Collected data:
★ ★ ★ ★ ★ ★ ★
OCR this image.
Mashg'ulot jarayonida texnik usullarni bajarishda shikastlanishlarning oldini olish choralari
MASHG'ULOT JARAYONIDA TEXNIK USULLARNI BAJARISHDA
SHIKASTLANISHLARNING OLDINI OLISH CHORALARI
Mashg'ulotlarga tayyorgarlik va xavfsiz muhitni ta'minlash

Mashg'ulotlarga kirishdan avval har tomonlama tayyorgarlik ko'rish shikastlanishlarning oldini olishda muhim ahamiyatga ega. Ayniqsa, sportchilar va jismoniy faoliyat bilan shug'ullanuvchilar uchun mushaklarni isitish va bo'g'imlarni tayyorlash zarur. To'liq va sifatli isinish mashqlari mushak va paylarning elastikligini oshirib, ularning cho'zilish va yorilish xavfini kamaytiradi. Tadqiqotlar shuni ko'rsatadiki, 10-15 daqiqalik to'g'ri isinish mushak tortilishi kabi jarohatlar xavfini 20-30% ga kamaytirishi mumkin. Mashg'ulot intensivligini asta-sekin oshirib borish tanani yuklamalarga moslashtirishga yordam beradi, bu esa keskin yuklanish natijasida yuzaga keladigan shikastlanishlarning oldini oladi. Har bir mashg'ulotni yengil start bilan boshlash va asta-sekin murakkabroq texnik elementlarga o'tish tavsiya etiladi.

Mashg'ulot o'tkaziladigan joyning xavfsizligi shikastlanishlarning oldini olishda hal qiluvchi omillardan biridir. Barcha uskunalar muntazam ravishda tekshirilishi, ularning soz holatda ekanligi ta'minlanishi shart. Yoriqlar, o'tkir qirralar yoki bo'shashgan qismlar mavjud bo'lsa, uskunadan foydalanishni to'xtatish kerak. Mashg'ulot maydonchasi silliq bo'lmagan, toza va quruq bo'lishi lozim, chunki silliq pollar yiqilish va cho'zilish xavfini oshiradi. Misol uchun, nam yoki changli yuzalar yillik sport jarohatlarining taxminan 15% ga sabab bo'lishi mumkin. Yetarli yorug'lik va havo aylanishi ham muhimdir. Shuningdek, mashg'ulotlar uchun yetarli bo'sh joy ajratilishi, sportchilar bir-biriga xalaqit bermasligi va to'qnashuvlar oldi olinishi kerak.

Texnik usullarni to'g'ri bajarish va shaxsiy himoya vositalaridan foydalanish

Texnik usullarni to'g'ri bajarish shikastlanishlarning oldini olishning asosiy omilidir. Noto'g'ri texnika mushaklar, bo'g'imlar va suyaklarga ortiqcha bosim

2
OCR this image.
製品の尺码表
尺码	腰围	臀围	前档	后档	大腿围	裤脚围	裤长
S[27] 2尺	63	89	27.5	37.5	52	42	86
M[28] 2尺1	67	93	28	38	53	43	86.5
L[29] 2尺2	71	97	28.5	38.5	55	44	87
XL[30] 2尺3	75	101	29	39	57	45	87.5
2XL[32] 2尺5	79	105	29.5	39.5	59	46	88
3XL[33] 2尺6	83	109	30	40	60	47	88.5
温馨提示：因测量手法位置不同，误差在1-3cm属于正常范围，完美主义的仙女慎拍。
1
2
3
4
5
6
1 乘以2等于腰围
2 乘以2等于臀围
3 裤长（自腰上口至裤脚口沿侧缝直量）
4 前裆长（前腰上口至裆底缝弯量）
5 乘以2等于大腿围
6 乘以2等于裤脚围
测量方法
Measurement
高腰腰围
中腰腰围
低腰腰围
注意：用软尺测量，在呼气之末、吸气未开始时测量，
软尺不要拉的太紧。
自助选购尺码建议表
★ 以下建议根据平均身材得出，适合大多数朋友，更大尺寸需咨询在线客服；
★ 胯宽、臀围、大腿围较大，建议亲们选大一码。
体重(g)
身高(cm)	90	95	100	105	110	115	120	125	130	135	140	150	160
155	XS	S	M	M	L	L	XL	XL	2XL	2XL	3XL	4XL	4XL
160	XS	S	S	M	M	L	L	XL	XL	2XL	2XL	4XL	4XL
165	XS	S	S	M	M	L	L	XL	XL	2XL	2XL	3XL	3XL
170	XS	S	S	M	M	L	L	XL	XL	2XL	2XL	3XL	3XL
★ ★ ★ ★ ★ ★ ★
◆ **TO BE DONE**: Please reproduce the entire listing, exactly as shown.

◆ **RESPONSE TO THE EXERCISE**:
OCR this image.
Mashg'ulot jarayonida texnik usullarni bajarishda shikastlanishlarning oldini olish choralari
MASHG'ULOT JARAYONIDA TEXNIK USULLARNI BAJARISHDA
SHIKASTLANISHLARNING OLDINI OLISH CHORALARI
Mashg'ulotlarga tayyorgarlik va xavfsiz muhitni ta'minlash

Mashg'ulotlarga kirishdan avval har tomonlama tayyorgarlik ko'rish shikastlanishlarning oldini olishda muhim ahamiyatga ega. Ayniqsa, sportchilar va jismoniy faoliyat bilan shug'ullanuvchilar uchun mushaklarni isitish va bo'g'imlarni tayyorlash zarur. To'liq va sifatli isinish mashqlari mushak va paylarning elastikligini oshirib, ularning cho'zilish va yorilish xavfini kamaytiradi. Tadqiqotlar shuni ko'rsatadiki, 10-15 daqiqalik to'g'ri isinish mushak tortilishi kabi jarohatlar xavfini 20-30% ga kamaytirishi mumkin. Mashg'ulot intensivligini asta-sekin oshirib borish tanani yuklamalarga moslashtirishga yordam beradi, bu esa keskin yuklanish natijasida yuzaga keladigan shikastlanishlarning oldini oladi. Har bir mashg'ulotni yengil start bilan boshlash va asta-sekin murakkabroq texnik elementlarga o'tish tavsiya etiladi.

Mashg'ulot o'tkaziladigan joyning xavfsizligi shikastlanishlarning oldini olishda hal qiluvchi omillardan biridir. Barcha uskunalar muntazam ravishda tekshirilishi, ularning soz holatda ekanligi ta'minlanishi shart. Yoriqlar, o'tkir qirralar yoki bo'shashgan qismlar mavjud bo'lsa, uskunadan foydalanishni to'xtatish kerak. Mashg'ulot maydonchasi silliq bo'lmagan, toza va quruq bo'lishi lozim, chunki silliq pollar yiqilish va cho'zilish xavfini oshiradi. Misol uchun, nam yoki changli yuzalar yillik sport jarohatlarining taxminan 15% ga sabab bo'lishi mumkin. Yetarli yorug'lik va havo aylanishi ham muhimdir. Shuningdek, mashg'ulotlar uchun yetarli bo'sh joy ajratilishi, sportchilar bir-biriga xalaqit bermasligi va to'qnashuvlar oldi olinishi kerak.

Texnik usullarni to'g'ri bajarish va shaxsiy himoya vositalaridan foydalanish

Texnik usullarni to'g'ri bajarish shikastlanishlarning oldini olishning asosiy omilidir. Noto'g'ri texnika mushaklar, bo'g'imlar va suyaklarga ortiqcha bosim

2
OCR this image.
製品の尺码表
尺码	腰围	臀围	前档	后档	大腿围	裤脚围	裤长
S[27] 2尺	63	89	27.5	37.5	52	42	86
M[28] 2尺1	67	93	28	38	53	43	86.5
L[29] 2尺2	71	97	28.5	38.5	55	44	87
XL[30] 2尺3	75	101	29	39	57	45	87.5
2XL[32] 2尺5	79	105	29.5	39.5	59	46	88
3XL[33] 2尺6	83	109	30	40	60	47	88.5
温馨提示：因测量手法位置不同，误差在1-3cm属于正常范围，完美主义的仙女慎拍。
1
2
3
4
5
6
1 乘以2等于腰围
2 乘以2等于臀围
3 裤长（自腰上口至裤脚口沿侧缝直量）
4 前裆长（前腰上口至裆底缝弯量）
5 乘以2等于大腿围
6 乘以2等于裤脚围
测量方法
Measurement
高腰腰围
中腰腰围
低腰腰围
注意：用软尺测量，在呼气之末、吸气未开始时测量，
软尺不要拉的太紧。
自助选购尺码建议表
★ 以下建议根据平均身材得出，适合大多数朋友，更大尺寸需咨询在线客服；
★ 胯宽、臀围、大腿围较大，建议亲们选大一码。
体重(g)
身高(cm)	90	95	100	105	110	115	120	125	130	135	140	150	160
155	XS	S	M	M	L	L	XL	XL	2XL	2XL	3XL	4XL	4XL
160	XS	S	S	M	M	L	L	XL	XL	2XL	2XL	4XL	4XL
165	XS	S	S	M	M	L	L	XL	XL	2XL	2XL	3XL	3XL
170	XS	S	S	M	M	L	L	XL	XL	2XL	2XL	3XL	3XL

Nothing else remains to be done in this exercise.